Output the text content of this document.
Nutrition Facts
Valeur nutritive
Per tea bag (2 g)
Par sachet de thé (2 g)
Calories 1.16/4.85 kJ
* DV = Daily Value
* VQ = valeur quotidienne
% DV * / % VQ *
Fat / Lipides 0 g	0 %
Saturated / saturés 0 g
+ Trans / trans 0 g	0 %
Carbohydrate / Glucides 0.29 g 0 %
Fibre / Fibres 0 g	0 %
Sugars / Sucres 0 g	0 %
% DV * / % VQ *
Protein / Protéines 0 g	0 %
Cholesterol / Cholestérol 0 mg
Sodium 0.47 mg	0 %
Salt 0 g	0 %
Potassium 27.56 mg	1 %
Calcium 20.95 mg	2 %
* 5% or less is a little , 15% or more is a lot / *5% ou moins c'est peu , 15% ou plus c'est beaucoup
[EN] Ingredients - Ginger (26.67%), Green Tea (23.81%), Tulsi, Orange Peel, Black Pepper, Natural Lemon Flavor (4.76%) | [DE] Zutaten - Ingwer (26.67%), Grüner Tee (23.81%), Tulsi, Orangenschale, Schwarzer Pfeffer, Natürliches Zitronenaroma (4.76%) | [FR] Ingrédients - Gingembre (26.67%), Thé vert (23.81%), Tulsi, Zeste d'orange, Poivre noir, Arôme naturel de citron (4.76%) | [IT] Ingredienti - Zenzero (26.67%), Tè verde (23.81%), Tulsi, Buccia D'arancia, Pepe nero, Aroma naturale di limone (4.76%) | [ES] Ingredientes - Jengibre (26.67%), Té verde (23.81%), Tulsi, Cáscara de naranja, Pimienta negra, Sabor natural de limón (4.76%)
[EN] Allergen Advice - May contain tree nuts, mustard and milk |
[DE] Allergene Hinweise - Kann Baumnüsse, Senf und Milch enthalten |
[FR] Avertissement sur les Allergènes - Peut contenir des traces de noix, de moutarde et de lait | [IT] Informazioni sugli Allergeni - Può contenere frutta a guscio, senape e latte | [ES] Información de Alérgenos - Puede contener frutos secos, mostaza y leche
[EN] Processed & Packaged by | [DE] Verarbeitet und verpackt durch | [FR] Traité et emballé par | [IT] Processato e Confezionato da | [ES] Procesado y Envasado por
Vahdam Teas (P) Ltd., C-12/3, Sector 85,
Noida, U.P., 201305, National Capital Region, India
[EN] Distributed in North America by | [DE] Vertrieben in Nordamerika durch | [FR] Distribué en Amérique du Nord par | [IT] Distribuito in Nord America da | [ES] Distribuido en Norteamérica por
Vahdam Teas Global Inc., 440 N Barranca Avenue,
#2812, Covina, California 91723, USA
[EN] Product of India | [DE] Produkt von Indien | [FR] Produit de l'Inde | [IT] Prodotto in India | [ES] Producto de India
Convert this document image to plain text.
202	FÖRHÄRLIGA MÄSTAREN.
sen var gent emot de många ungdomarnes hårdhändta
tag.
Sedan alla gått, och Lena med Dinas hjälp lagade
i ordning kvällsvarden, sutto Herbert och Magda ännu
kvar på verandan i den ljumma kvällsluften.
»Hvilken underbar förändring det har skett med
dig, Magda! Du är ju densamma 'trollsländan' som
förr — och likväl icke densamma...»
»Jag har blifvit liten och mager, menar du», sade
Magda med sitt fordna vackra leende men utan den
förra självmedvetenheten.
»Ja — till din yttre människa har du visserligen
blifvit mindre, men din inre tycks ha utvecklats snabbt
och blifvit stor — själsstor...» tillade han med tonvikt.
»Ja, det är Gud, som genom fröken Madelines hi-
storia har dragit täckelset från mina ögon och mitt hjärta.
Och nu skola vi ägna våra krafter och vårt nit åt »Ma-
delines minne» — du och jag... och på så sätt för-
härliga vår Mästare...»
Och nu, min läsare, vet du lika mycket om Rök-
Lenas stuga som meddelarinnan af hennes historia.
^^^^^^^^^^^^^^^^
**What you will do:**
Every line of the listing above is to be written out again exactly.

**Result:**
Output the text content of this document.
Nutrition Facts
Valeur nutritive
Per tea bag (2 g)
Par sachet de thé (2 g)
Calories 1.16/4.85 kJ
* DV = Daily Value
* VQ = valeur quotidienne
% DV * / % VQ *
Fat / Lipides 0 g	0 %
Saturated / saturés 0 g
+ Trans / trans 0 g	0 %
Carbohydrate / Glucides 0.29 g 0 %
Fibre / Fibres 0 g	0 %
Sugars / Sucres 0 g	0 %
% DV * / % VQ *
Protein / Protéines 0 g	0 %
Cholesterol / Cholestérol 0 mg
Sodium 0.47 mg	0 %
Salt 0 g	0 %
Potassium 27.56 mg	1 %
Calcium 20.95 mg	2 %
* 5% or less is a little , 15% or more is a lot / *5% ou moins c'est peu , 15% ou plus c'est beaucoup
[EN] Ingredients - Ginger (26.67%), Green Tea (23.81%), Tulsi, Orange Peel, Black Pepper, Natural Lemon Flavor (4.76%) | [DE] Zutaten - Ingwer (26.67%), Grüner Tee (23.81%), Tulsi, Orangenschale, Schwarzer Pfeffer, Natürliches Zitronenaroma (4.76%) | [FR] Ingrédients - Gingembre (26.67%), Thé vert (23.81%), Tulsi, Zeste d'orange, Poivre noir, Arôme naturel de citron (4.76%) | [IT] Ingredienti - Zenzero (26.67%), Tè verde (23.81%), Tulsi, Buccia D'arancia, Pepe nero, Aroma naturale di limone (4.76%) | [ES] Ingredientes - Jengibre (26.67%), Té verde (23.81%), Tulsi, Cáscara de naranja, Pimienta negra, Sabor natural de limón (4.76%)
[EN] Allergen Advice - May contain tree nuts, mustard and milk |
[DE] Allergene Hinweise - Kann Baumnüsse, Senf und Milch enthalten |
[FR] Avertissement sur les Allergènes - Peut contenir des traces de noix, de moutarde et de lait | [IT] Informazioni sugli Allergeni - Può contenere frutta a guscio, senape e latte | [ES] Información de Alérgenos - Puede contener frutos secos, mostaza y leche
[EN] Processed & Packaged by | [DE] Verarbeitet und verpackt durch | [FR] Traité et emballé par | [IT] Processato e Confezionato da | [ES] Procesado y Envasado por
Vahdam Teas (P) Ltd., C-12/3, Sector 85,
Noida, U.P., 201305, National Capital Region, India
[EN] Distributed in North America by | [DE] Vertrieben in Nordamerika durch | [FR] Distribué en Amérique du Nord par | [IT] Distribuito in Nord America da | [ES] Distribuido en Norteamérica por
Vahdam Teas Global Inc., 440 N Barranca Avenue,
#2812, Covina, California 91723, USA
[EN] Product of India | [DE] Produkt von Indien | [FR] Produit de l'Inde | [IT] Prodotto in India | [ES] Producto de India
Convert this document image to plain text.
202	FÖRHÄRLIGA MÄSTAREN.
sen var gent emot de många ungdomarnes hårdhändta
tag.
Sedan alla gått, och Lena med Dinas hjälp lagade
i ordning kvällsvarden, sutto Herbert och Magda ännu
kvar på verandan i den ljumma kvällsluften.
»Hvilken underbar förändring det har skett med
dig, Magda! Du är ju densamma 'trollsländan' som
förr — och likväl icke densamma...»
»Jag har blifvit liten och mager, menar du», sade
Magda med sitt fordna vackra leende men utan den
förra självmedvetenheten.
»Ja — till din yttre människa har du visserligen
blifvit mindre, men din inre tycks ha utvecklats snabbt
och blifvit stor — själsstor...» tillade han med tonvikt.
»Ja, det är Gud, som genom fröken Madelines hi-
storia har dragit täckelset från mina ögon och mitt hjärta.
Och nu skola vi ägna våra krafter och vårt nit åt »Ma-
delines minne» — du och jag... och på så sätt för-
härliga vår Mästare...»
Och nu, min läsare, vet du lika mycket om Rök-
Lenas stuga som meddelarinnan af hennes historia.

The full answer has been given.